Goal:
For each line of the data below that holds "values", copy the line.

Provided data:
-=-=-

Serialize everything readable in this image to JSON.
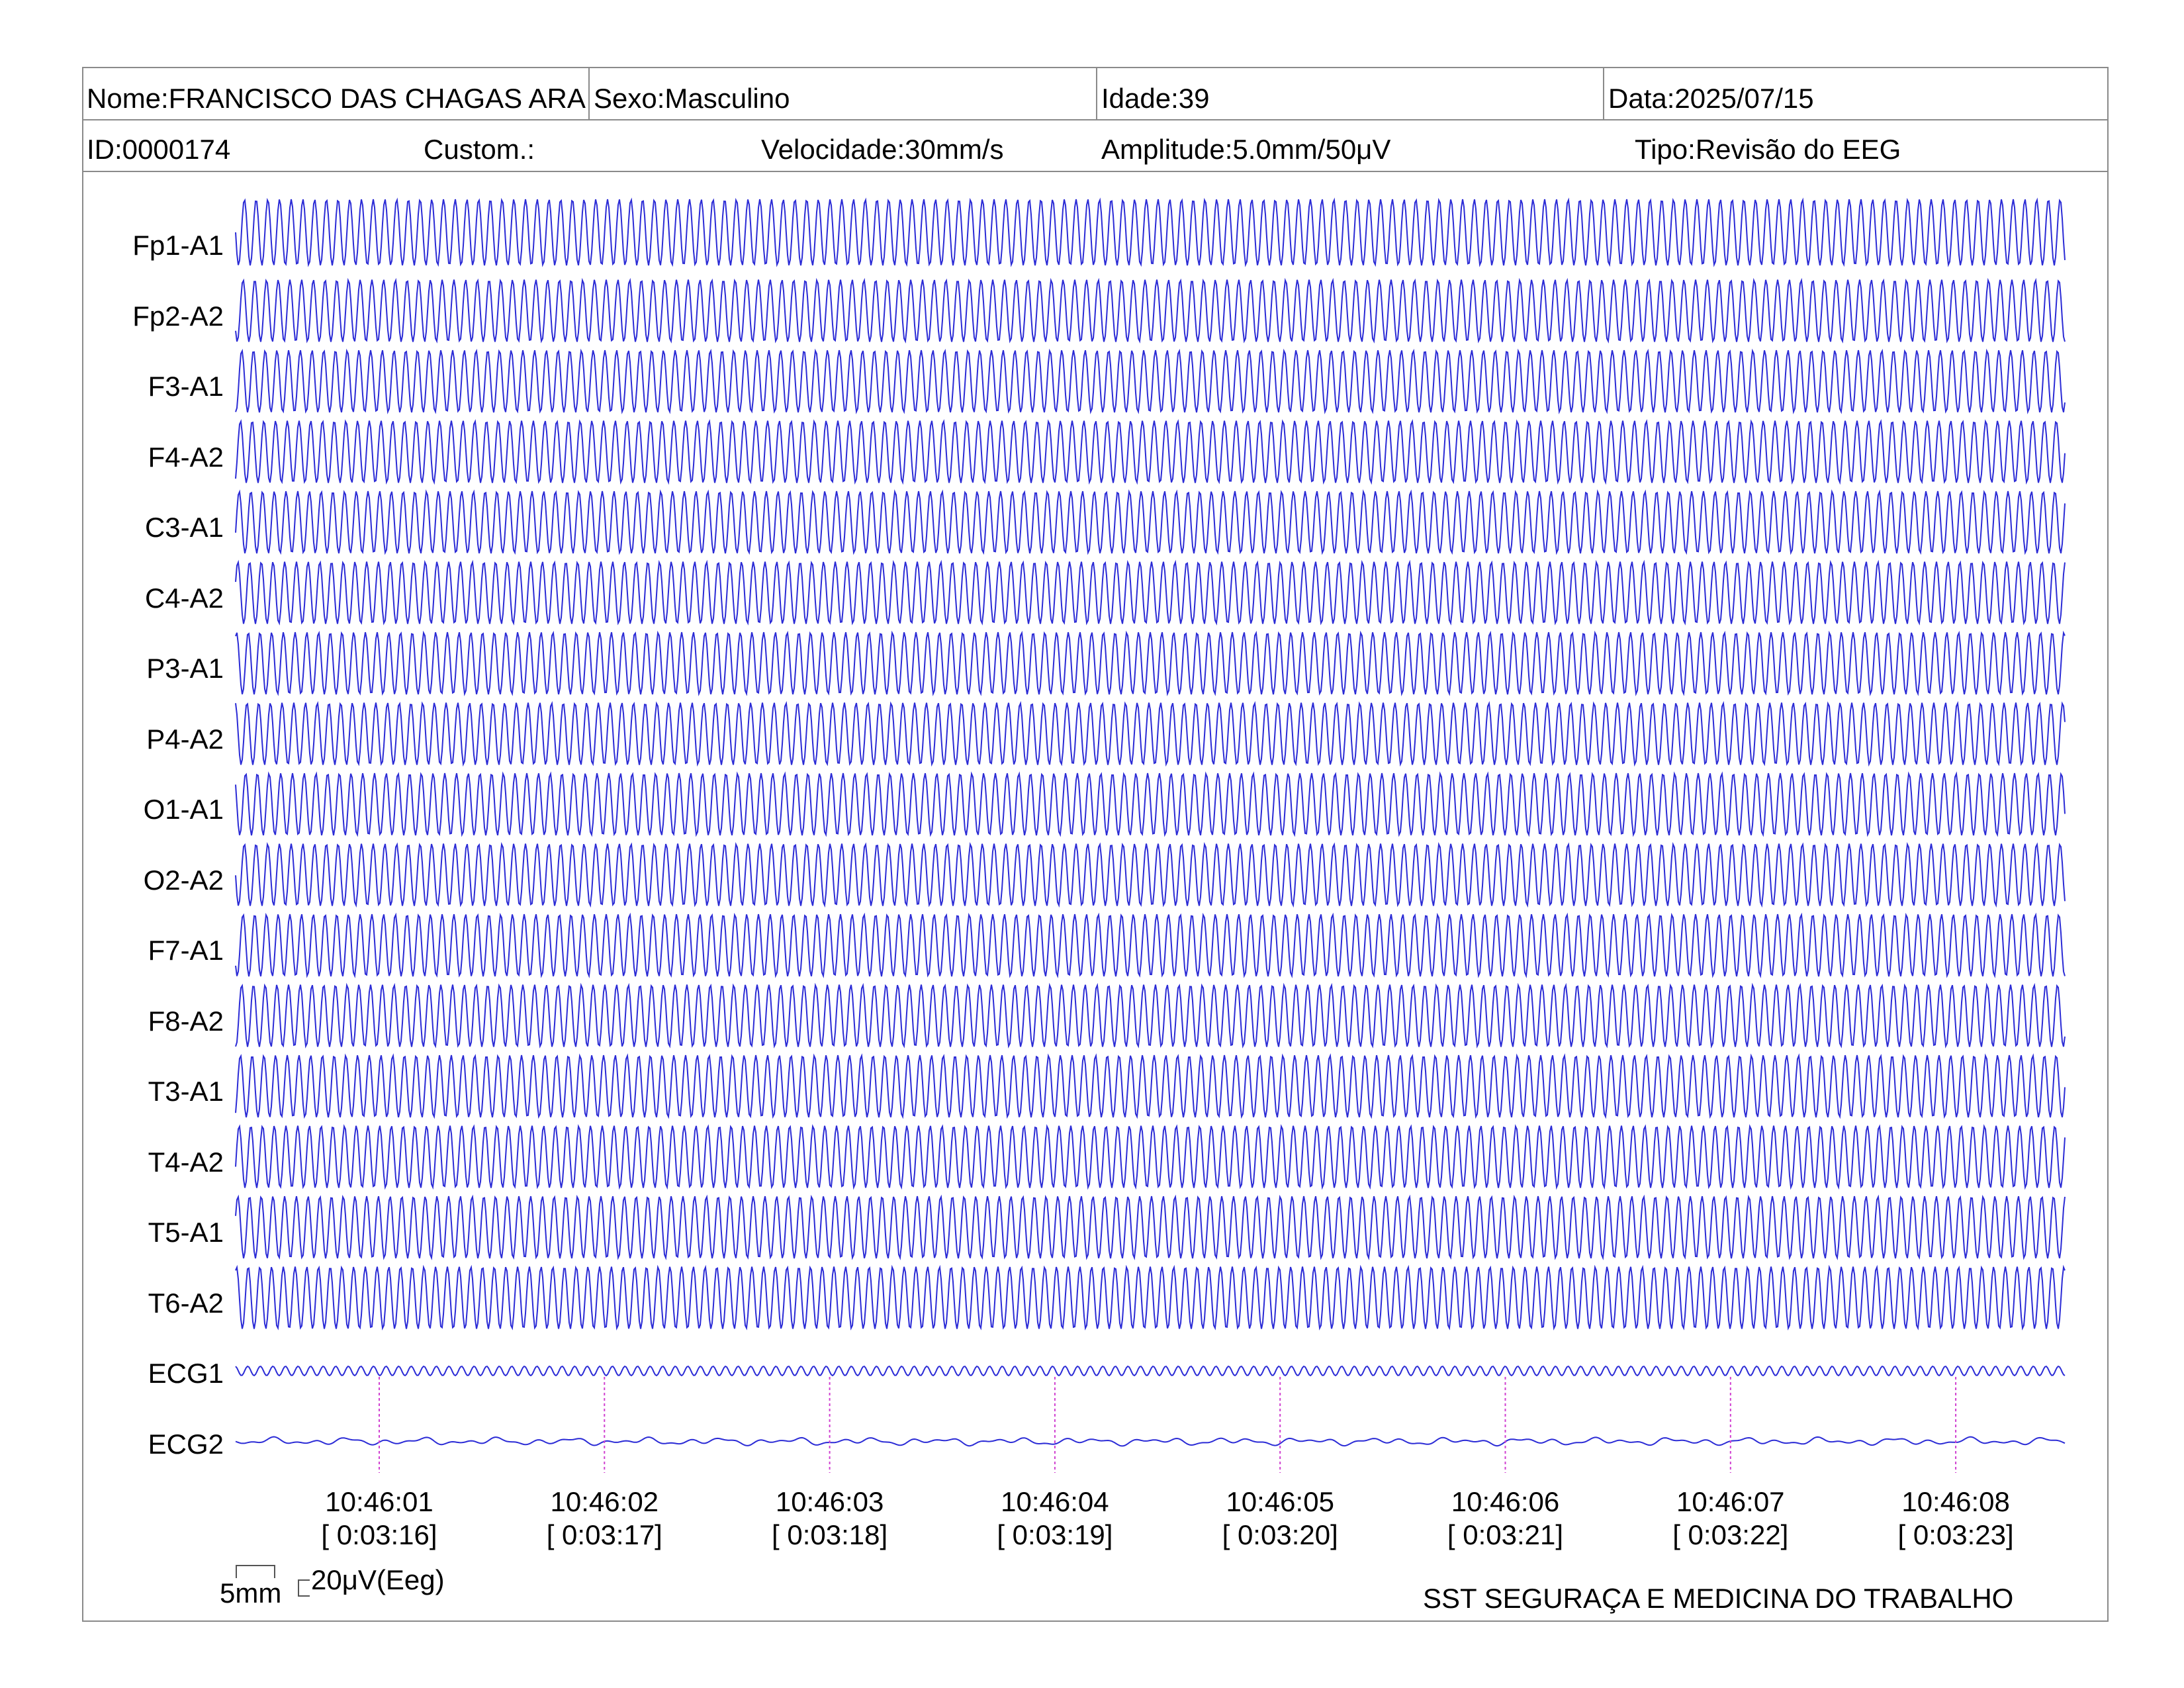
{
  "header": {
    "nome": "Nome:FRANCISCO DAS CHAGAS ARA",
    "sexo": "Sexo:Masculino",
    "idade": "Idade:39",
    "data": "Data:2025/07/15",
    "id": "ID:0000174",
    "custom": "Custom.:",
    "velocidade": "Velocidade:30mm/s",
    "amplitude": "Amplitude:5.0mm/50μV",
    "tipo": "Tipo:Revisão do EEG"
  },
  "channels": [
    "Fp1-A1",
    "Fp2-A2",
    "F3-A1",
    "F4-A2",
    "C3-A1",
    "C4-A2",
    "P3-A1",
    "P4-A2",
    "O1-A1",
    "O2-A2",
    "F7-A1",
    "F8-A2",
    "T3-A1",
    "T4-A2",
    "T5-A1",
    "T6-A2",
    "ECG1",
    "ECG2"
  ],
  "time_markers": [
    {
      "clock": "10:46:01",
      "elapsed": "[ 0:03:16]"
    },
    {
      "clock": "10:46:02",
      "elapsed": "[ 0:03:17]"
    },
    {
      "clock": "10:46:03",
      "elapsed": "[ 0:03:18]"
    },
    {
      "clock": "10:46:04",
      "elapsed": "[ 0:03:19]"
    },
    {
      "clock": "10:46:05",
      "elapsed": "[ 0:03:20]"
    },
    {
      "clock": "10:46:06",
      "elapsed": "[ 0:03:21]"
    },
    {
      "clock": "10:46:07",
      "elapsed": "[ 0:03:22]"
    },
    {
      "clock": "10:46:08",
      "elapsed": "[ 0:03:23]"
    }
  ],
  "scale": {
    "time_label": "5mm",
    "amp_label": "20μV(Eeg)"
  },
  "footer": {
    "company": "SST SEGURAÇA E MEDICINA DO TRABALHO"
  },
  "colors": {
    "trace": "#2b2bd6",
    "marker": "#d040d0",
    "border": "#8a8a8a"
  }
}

-=-=-

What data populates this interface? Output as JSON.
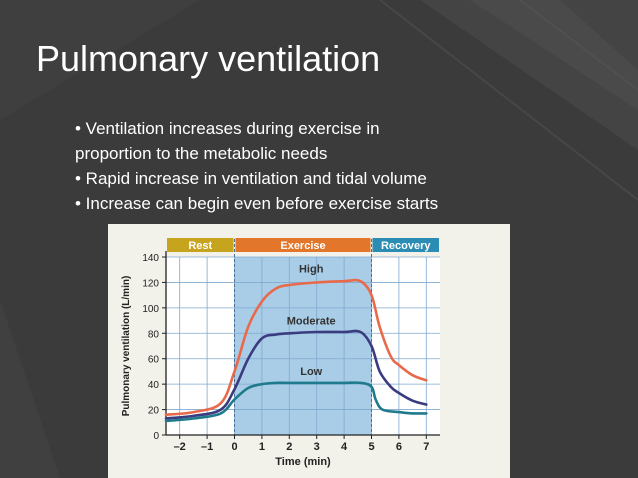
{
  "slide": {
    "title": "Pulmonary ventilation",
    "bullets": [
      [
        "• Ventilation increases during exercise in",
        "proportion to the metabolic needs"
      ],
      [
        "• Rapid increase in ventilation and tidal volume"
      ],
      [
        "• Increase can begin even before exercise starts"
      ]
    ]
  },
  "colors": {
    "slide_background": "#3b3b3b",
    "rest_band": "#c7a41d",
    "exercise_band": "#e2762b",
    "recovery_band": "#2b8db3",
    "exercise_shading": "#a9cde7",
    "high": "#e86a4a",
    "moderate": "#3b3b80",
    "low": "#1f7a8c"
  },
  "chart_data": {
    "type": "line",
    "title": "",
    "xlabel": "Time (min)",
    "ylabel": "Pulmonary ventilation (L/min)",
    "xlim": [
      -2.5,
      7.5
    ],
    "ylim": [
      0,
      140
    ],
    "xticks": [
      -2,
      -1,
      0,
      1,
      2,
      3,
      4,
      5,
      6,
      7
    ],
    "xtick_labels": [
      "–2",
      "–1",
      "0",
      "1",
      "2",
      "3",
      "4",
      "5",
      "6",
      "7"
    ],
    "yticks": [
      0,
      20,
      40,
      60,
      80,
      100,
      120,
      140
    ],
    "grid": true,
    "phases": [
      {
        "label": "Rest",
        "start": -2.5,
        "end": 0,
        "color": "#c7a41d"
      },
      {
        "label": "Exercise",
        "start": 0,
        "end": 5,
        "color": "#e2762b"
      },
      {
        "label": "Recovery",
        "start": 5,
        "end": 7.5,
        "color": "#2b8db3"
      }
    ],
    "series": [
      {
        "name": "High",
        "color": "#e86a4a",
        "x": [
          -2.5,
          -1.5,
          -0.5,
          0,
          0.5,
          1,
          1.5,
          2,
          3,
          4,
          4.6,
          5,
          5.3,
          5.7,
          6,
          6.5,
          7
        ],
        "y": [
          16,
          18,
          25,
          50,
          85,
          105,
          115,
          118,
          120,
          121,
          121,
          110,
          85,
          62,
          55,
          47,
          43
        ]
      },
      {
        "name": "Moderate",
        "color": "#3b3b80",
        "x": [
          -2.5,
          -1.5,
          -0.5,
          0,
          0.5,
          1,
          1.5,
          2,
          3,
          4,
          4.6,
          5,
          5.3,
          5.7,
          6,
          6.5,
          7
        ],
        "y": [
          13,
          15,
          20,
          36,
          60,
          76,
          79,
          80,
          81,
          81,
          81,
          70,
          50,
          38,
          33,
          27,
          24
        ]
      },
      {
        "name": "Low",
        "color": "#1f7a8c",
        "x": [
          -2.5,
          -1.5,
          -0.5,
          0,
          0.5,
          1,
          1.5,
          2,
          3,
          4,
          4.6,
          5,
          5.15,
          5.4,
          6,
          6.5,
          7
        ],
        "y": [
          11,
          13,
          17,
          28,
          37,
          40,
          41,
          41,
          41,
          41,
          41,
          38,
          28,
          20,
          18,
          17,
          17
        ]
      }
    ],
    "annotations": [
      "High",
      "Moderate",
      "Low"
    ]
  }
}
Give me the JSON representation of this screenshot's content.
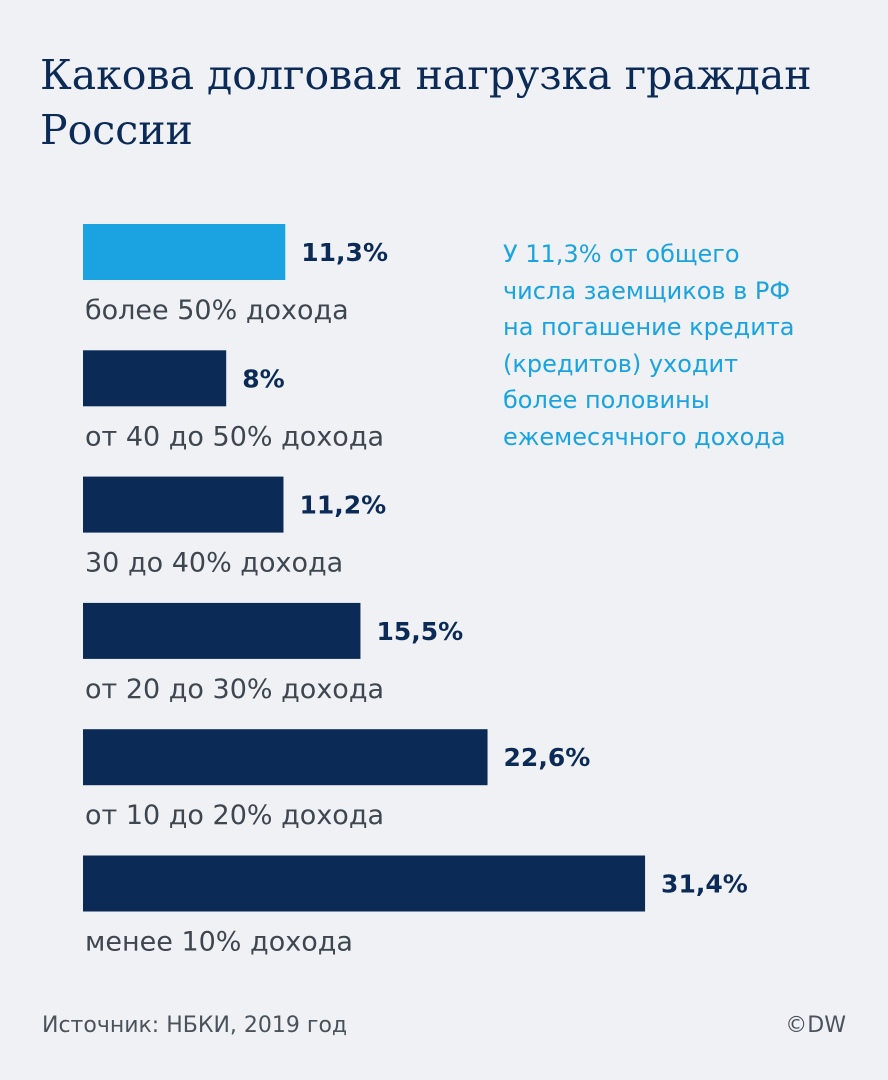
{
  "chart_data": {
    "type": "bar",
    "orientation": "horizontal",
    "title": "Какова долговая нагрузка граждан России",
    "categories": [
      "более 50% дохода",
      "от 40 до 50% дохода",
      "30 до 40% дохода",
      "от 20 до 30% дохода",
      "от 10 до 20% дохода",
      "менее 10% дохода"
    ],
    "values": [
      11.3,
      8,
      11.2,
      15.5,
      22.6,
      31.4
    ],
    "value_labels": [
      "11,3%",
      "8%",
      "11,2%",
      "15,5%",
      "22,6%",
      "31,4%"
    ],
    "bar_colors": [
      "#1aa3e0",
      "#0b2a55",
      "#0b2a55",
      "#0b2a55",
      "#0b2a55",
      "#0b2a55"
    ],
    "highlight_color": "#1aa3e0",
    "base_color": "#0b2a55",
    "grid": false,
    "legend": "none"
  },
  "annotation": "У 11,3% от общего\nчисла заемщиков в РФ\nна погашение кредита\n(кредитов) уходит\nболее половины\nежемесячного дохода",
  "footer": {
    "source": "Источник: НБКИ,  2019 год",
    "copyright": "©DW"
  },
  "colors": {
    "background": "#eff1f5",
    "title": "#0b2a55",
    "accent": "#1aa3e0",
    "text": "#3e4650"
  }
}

-=-=-

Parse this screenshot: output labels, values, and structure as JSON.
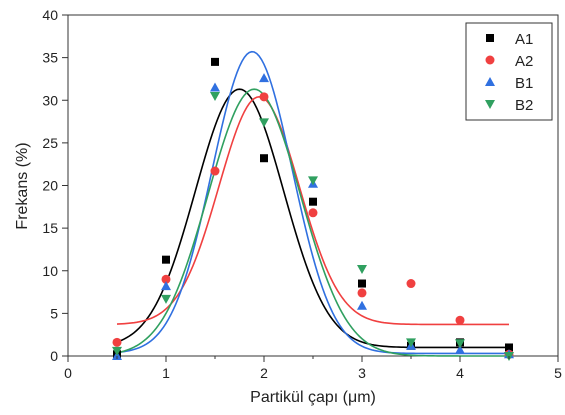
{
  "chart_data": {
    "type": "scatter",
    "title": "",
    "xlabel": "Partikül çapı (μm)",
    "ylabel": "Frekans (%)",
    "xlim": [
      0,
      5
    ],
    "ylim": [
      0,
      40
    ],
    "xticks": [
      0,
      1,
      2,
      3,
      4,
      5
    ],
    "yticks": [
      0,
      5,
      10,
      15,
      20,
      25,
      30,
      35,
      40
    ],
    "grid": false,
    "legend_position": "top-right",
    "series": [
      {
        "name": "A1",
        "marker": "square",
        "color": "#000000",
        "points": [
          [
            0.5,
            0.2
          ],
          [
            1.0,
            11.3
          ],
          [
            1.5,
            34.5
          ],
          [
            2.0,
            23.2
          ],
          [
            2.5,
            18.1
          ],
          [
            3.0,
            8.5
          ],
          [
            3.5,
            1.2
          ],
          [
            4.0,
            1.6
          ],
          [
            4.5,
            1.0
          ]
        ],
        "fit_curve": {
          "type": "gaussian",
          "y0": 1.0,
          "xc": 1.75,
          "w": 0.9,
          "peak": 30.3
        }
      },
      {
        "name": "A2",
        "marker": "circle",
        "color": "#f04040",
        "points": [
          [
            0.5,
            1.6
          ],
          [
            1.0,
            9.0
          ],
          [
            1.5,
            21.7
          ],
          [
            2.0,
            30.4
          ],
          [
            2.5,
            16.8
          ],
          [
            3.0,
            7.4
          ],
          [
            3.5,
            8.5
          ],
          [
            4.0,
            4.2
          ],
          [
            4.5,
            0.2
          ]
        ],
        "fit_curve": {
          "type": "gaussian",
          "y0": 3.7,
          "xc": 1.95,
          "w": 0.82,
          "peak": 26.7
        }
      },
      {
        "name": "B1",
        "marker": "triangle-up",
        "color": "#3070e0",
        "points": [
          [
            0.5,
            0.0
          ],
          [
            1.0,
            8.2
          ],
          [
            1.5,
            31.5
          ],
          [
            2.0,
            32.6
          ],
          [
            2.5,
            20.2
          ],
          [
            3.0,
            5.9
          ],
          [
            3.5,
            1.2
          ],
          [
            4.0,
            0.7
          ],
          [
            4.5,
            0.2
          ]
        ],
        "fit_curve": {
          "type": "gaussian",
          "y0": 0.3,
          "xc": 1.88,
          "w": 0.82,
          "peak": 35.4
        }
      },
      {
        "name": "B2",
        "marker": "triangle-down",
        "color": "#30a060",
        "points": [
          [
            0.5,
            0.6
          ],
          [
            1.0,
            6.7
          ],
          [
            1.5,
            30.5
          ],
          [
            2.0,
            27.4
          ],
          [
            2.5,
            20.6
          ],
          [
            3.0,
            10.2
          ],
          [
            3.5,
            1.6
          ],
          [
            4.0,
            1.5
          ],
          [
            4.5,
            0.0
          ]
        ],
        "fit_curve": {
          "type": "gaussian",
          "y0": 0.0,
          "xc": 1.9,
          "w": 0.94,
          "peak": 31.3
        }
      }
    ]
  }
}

-=-=-

Result of this task:
    "values": [
Parse this screenshot: output labels, values, and structure as JSON.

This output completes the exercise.